==== Given passage ====
Sunday 25 August 2024

Kidney Update and a Return of Heat

The crisis seems to have passed early in the week, though I have experienced pain today, the first since last Monday.  It would seem that there were three stones: a big one and two smaller ones.  Or the main stone broke into 3 pieces.  Whatever, I hope it is over, though there may be another small stone to come.  It all comes down to drinking more water.  Simple, isn't it?  There is no way to describe pain like that.  It is off the chart.  I am back to piano practice and exercising, and all normal duties.  In two weeks I begin the mountain hiking training program, designed for flatlanders who have little recourse to higher elevations.  And the new astronomy session begins in about three days time.  We had to cancel our visit to Sudbury last week, so it is now postponed indefinitely.

We have begun watching a newer series called The Peripheral, based on a novel by William Gibson.  After two episodes it seems promising, and isn't any more violent or sadistic than Star Trek Discovery.  It is showing on Prime.  More later.
 
In film news there are four to report.  Cairo Station is a hard hitting Egyptian film from 1958, directed by Youssef Chahine.  The film is centred around a vast train station in Cairo, with several stories intertwining, along with the mostly lowlife characters.  A newspaper agent takes pity on a crippled man and gives him a job selling papers.  But the man is obsessed with girly mags and is in love with one of the girls that sells pop (without a license) on trains.  The story seems to follow the old trope of bad body/bad mind.  Another story concerns a man trying to organize the porters into a union.  The men are run by a tyrant now, who takes most of their income for allowing them to work there.  The film becomes increasingly tense as the crippled man really goes off the rails, becoming violent and totally insane.  Quite a good film, the first to make the director well known outside of his home country.
==== Given information ====
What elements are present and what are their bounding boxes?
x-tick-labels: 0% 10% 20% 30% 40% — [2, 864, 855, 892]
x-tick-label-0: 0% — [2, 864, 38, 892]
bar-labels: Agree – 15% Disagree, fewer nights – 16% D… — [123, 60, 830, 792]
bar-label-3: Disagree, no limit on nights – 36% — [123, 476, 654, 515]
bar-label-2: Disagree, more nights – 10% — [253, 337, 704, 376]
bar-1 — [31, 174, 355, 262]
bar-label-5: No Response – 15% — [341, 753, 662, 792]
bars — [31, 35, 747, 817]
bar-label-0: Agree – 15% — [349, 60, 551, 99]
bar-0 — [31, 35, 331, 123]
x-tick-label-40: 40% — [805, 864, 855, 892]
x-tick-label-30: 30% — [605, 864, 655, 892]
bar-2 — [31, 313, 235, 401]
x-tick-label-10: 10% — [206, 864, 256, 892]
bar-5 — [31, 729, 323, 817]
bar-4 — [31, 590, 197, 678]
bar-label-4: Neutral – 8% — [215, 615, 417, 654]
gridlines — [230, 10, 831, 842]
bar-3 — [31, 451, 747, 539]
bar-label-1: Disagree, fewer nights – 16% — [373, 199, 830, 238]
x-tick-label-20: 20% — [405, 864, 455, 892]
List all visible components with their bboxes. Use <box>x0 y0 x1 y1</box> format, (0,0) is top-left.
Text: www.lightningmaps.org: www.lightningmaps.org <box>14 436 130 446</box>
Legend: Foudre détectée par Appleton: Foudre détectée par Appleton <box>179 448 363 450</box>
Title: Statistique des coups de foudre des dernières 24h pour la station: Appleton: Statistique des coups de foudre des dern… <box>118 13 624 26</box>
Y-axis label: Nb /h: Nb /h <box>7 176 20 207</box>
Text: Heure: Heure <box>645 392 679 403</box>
====
» Exercise aim: Rewrite the kidney update post, starting with "Sunday 25 August" and going on through "now postponed indefinitely.", with "guitar" in place of "piano".

» Response to the task:
Sunday 25 August 2024

Kidney Update and a Return of Heat

The crisis seems to have passed early in the week, though I have experienced pain today, the first since last Monday.  It would seem that there were three stones: a big one and two smaller ones.  Or the main stone broke into 3 pieces.  Whatever, I hope it is over, though there may be another small stone to come.  It all comes down to drinking more water.  Simple, isn't it?  There is no way to describe pain like that.  It is off the chart.  I am back to guitar practice and exercising, and all normal duties.  In two weeks I begin the mountain hiking training program, designed for flatlanders who have little recourse to higher elevations.  And the new astronomy session begins in about three days time.  We had to cancel our visit to Sudbury last week, so it is now postponed indefinitely.